- Given exercise:
All entries are to be given again verbatim.

Start Data supplied

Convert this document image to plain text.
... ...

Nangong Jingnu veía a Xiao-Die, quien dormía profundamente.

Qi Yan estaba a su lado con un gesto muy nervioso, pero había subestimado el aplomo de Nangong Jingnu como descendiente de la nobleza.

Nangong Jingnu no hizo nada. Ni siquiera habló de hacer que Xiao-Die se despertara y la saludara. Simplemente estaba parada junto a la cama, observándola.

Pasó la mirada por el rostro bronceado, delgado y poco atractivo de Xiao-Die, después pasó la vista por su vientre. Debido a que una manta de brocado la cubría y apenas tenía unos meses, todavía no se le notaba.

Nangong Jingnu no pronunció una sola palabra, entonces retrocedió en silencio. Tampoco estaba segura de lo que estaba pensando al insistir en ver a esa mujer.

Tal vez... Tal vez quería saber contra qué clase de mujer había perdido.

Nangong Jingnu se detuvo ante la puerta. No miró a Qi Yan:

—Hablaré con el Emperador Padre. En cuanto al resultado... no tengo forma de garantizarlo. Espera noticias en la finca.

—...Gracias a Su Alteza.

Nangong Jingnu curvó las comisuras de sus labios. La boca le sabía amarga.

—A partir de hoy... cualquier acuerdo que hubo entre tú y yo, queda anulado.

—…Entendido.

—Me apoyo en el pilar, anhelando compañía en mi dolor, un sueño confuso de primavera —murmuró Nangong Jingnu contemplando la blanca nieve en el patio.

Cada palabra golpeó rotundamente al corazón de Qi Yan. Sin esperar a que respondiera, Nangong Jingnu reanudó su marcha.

End Data supplied

- Answer:
Convert this document image to plain text.
... ...

Nangong Jingnu veía a Xiao-Die, quien dormía profundamente.

Qi Yan estaba a su lado con un gesto muy nervioso, pero había subestimado el aplomo de Nangong Jingnu como descendiente de la nobleza.

Nangong Jingnu no hizo nada. Ni siquiera habló de hacer que Xiao-Die se despertara y la saludara. Simplemente estaba parada junto a la cama, observándola.

Pasó la mirada por el rostro bronceado, delgado y poco atractivo de Xiao-Die, después pasó la vista por su vientre. Debido a que una manta de brocado la cubría y apenas tenía unos meses, todavía no se le notaba.

Nangong Jingnu no pronunció una sola palabra, entonces retrocedió en silencio. Tampoco estaba segura de lo que estaba pensando al insistir en ver a esa mujer.

Tal vez... Tal vez quería saber contra qué clase de mujer había perdido.

Nangong Jingnu se detuvo ante la puerta. No miró a Qi Yan:

—Hablaré con el Emperador Padre. En cuanto al resultado... no tengo forma de garantizarlo. Espera noticias en la finca.

—...Gracias a Su Alteza.

Nangong Jingnu curvó las comisuras de sus labios. La boca le sabía amarga.

—A partir de hoy... cualquier acuerdo que hubo entre tú y yo, queda anulado.

—…Entendido.

—Me apoyo en el pilar, anhelando compañía en mi dolor, un sueño confuso de primavera —murmuró Nangong Jingnu contemplando la blanca nieve en el patio.

Cada palabra golpeó rotundamente al corazón de Qi Yan. Sin esperar a que respondiera, Nangong Jingnu reanudó su marcha.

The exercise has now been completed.